What to produce: Transcribe every line exactly and omit anything that is a picture.

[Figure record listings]
*-*-*

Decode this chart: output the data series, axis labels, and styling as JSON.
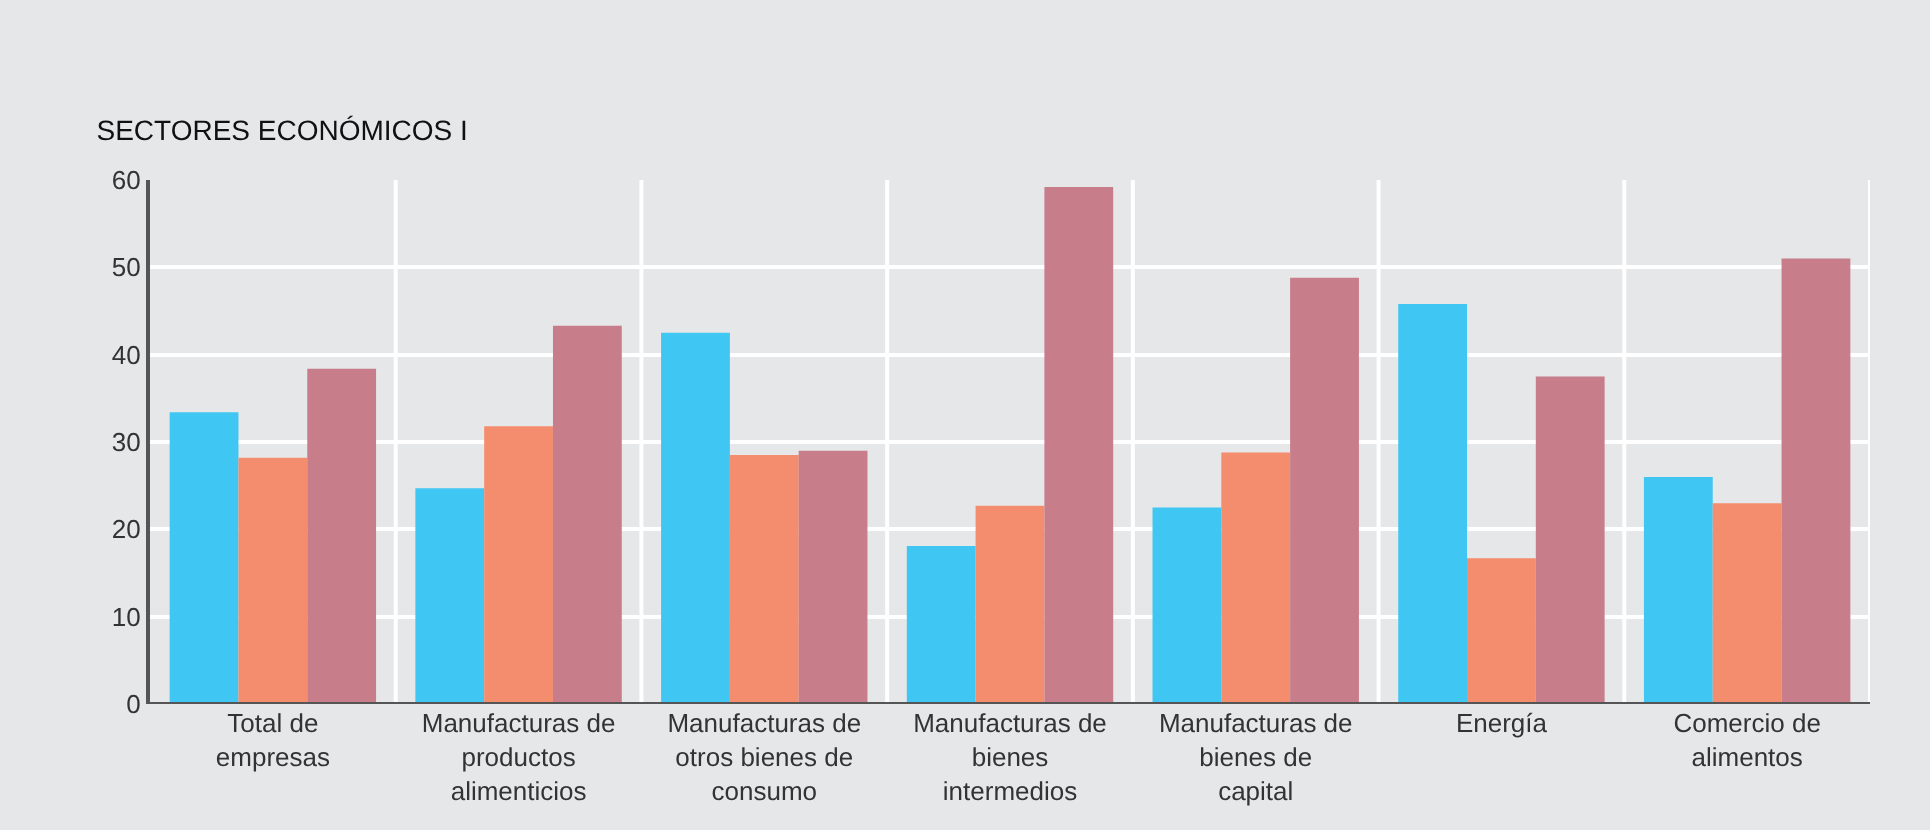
{
  "chart_data": {
    "type": "bar",
    "title": "SECTORES ECONÓMICOS I",
    "categories": [
      "Total de empresas",
      "Manufacturas de productos alimenticios",
      "Manufacturas de otros bienes de consumo",
      "Manufacturas de bienes intermedios",
      "Manufacturas de bienes de capital",
      "Energía",
      "Comercio de alimentos"
    ],
    "series": [
      {
        "color": "#40c6f2",
        "values": [
          33.4,
          24.7,
          42.5,
          18.1,
          22.5,
          45.8,
          26.0
        ]
      },
      {
        "color": "#f48c6e",
        "values": [
          28.2,
          31.8,
          28.5,
          22.7,
          28.8,
          16.7,
          23.0
        ]
      },
      {
        "color": "#c87d8a",
        "values": [
          38.4,
          43.3,
          29.0,
          59.2,
          48.8,
          37.5,
          51.0
        ]
      }
    ],
    "ylim": [
      0,
      60
    ],
    "yticks": [
      0,
      10,
      20,
      30,
      40,
      50,
      60
    ],
    "grid": true
  }
}
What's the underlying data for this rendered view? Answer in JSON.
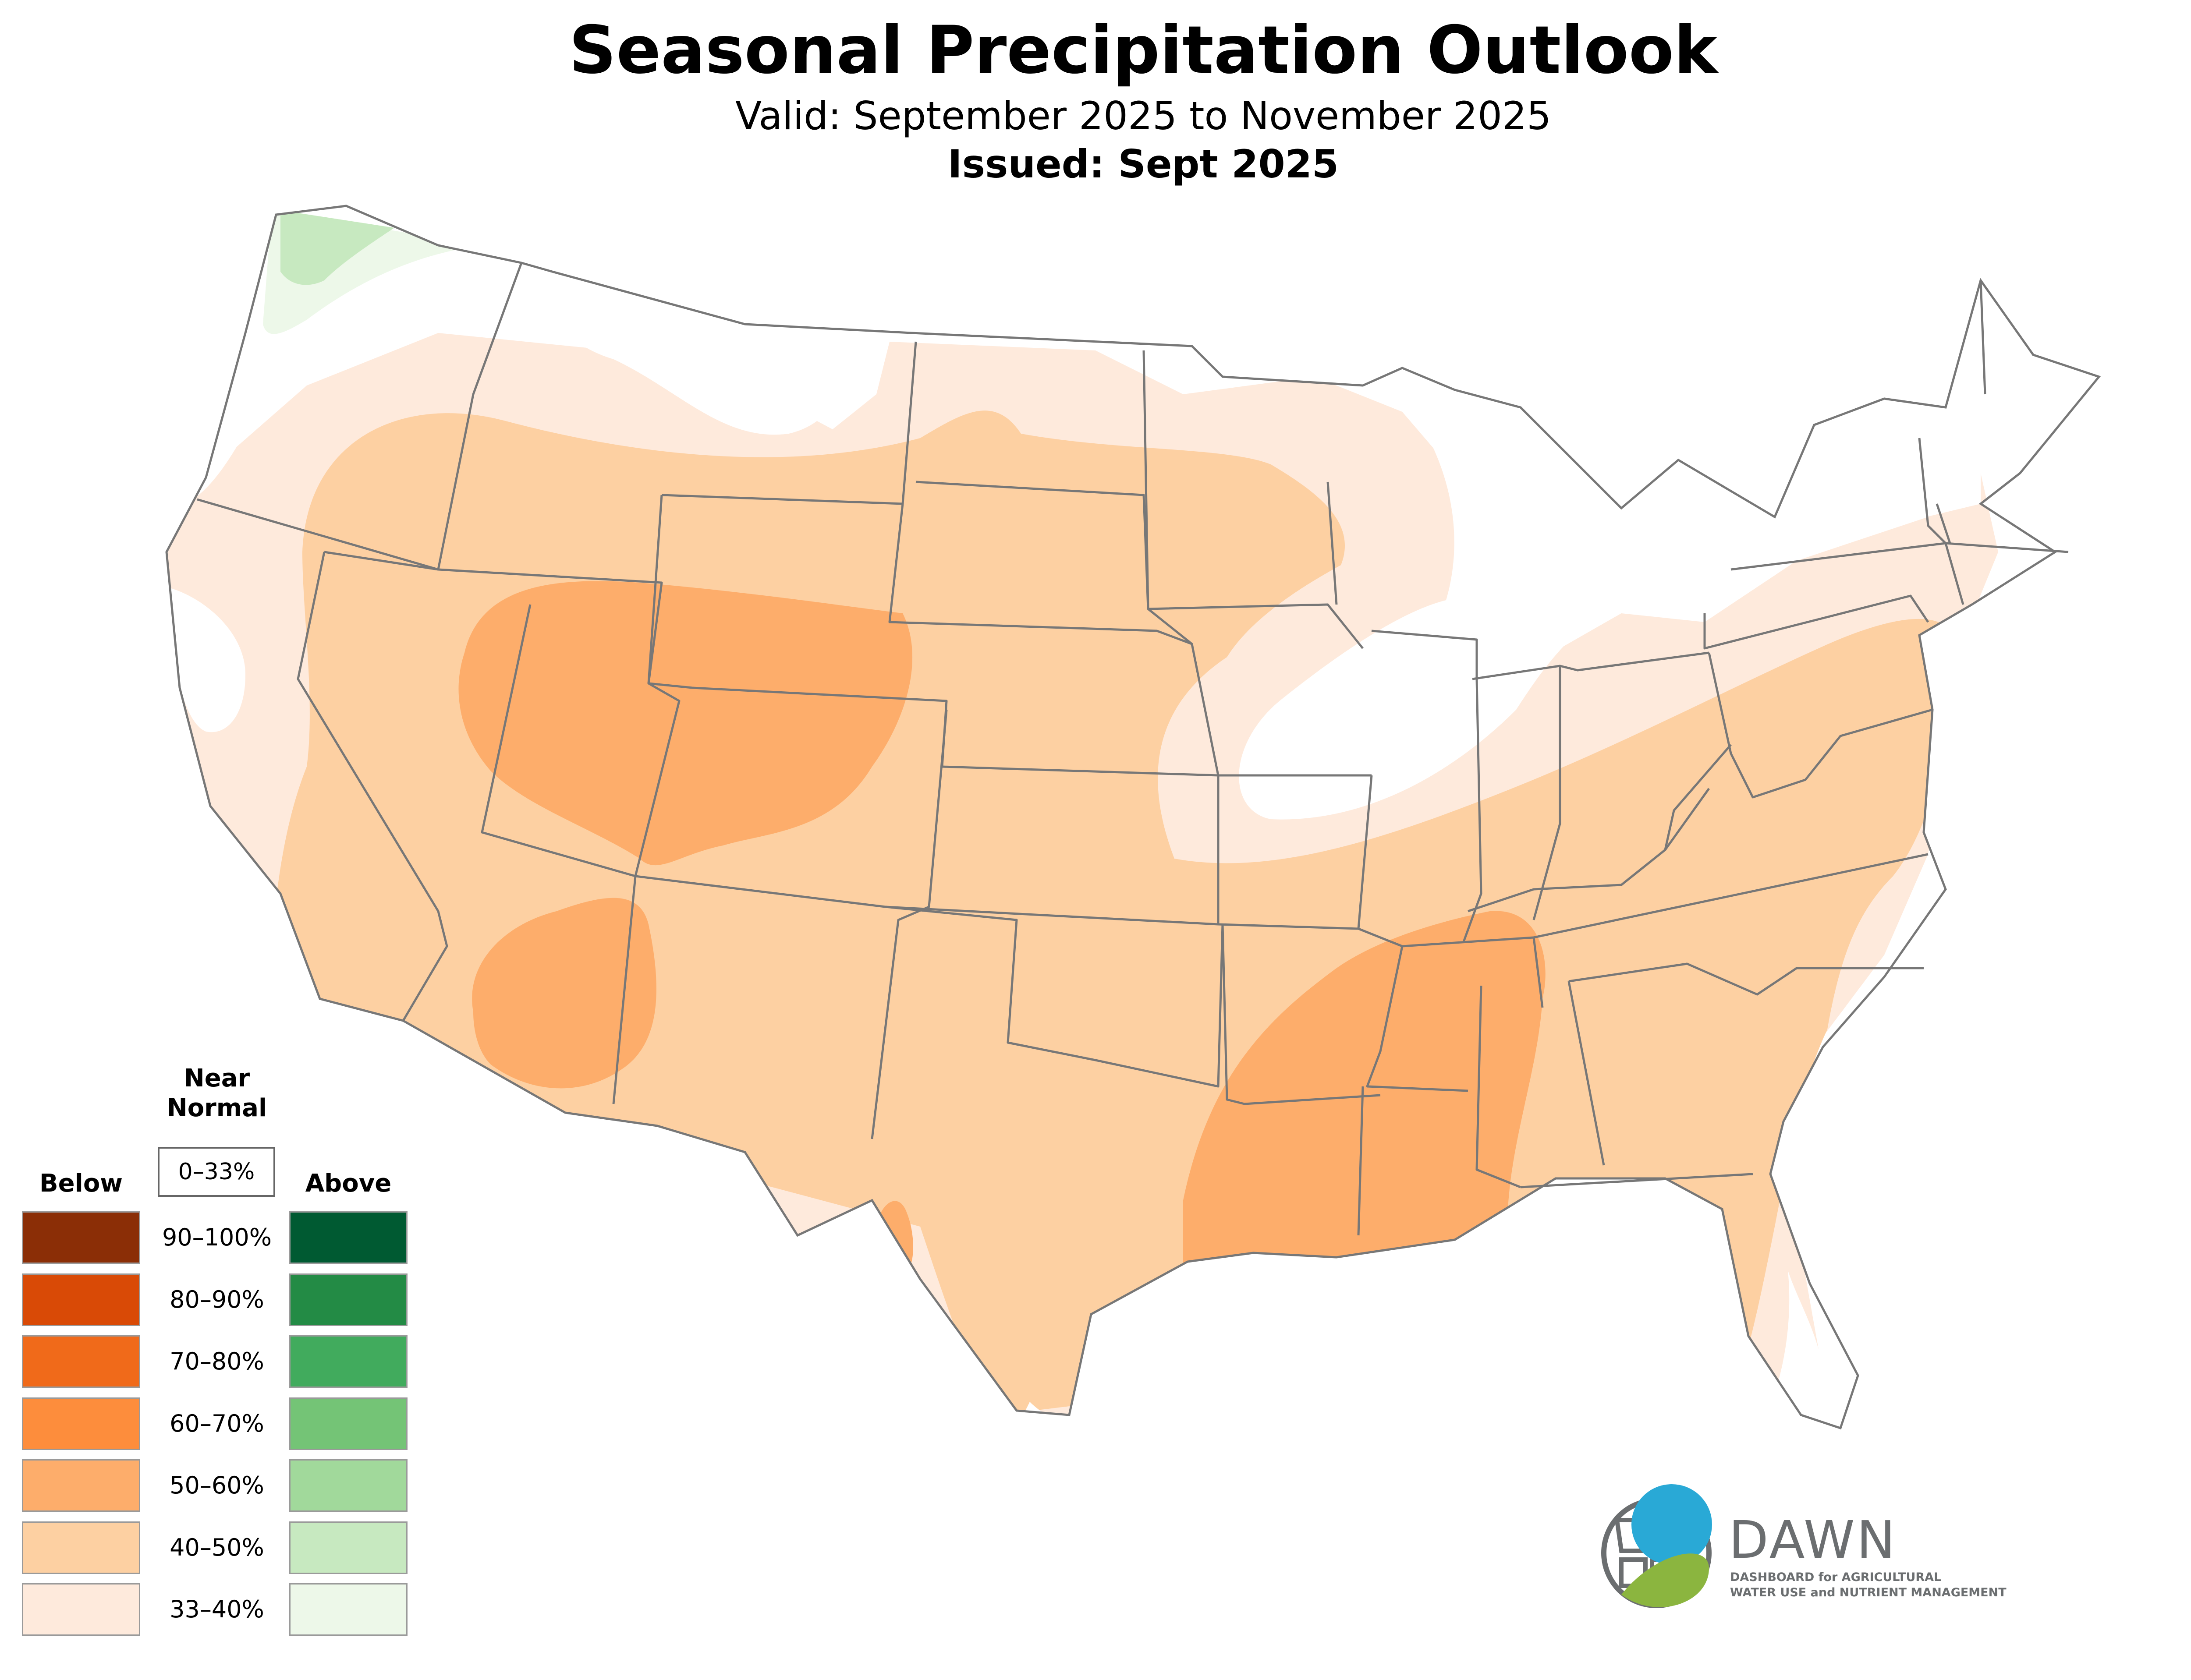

*-*-*

Written reply:
Decode this chart: output the data series, axis labels, and styling as JSON.
{
  "chart_data": {
    "type": "bar",
    "title": "SECTORES ECONÓMICOS I",
    "categories": [
      "Total de empresas",
      "Manufacturas de productos alimenticios",
      "Manufacturas de otros bienes de consumo",
      "Manufacturas de bienes intermedios",
      "Manufacturas de bienes de capital",
      "Energía",
      "Comercio de alimentos"
    ],
    "series": [
      {
        "color": "#40c6f2",
        "values": [
          33.4,
          24.7,
          42.5,
          18.1,
          22.5,
          45.8,
          26.0
        ]
      },
      {
        "color": "#f48c6e",
        "values": [
          28.2,
          31.8,
          28.5,
          22.7,
          28.8,
          16.7,
          23.0
        ]
      },
      {
        "color": "#c87d8a",
        "values": [
          38.4,
          43.3,
          29.0,
          59.2,
          48.8,
          37.5,
          51.0
        ]
      }
    ],
    "ylim": [
      0,
      60
    ],
    "yticks": [
      0,
      10,
      20,
      30,
      40,
      50,
      60
    ],
    "grid": true
  }
}
What's the underlying data for this rendered view? Answer in JSON.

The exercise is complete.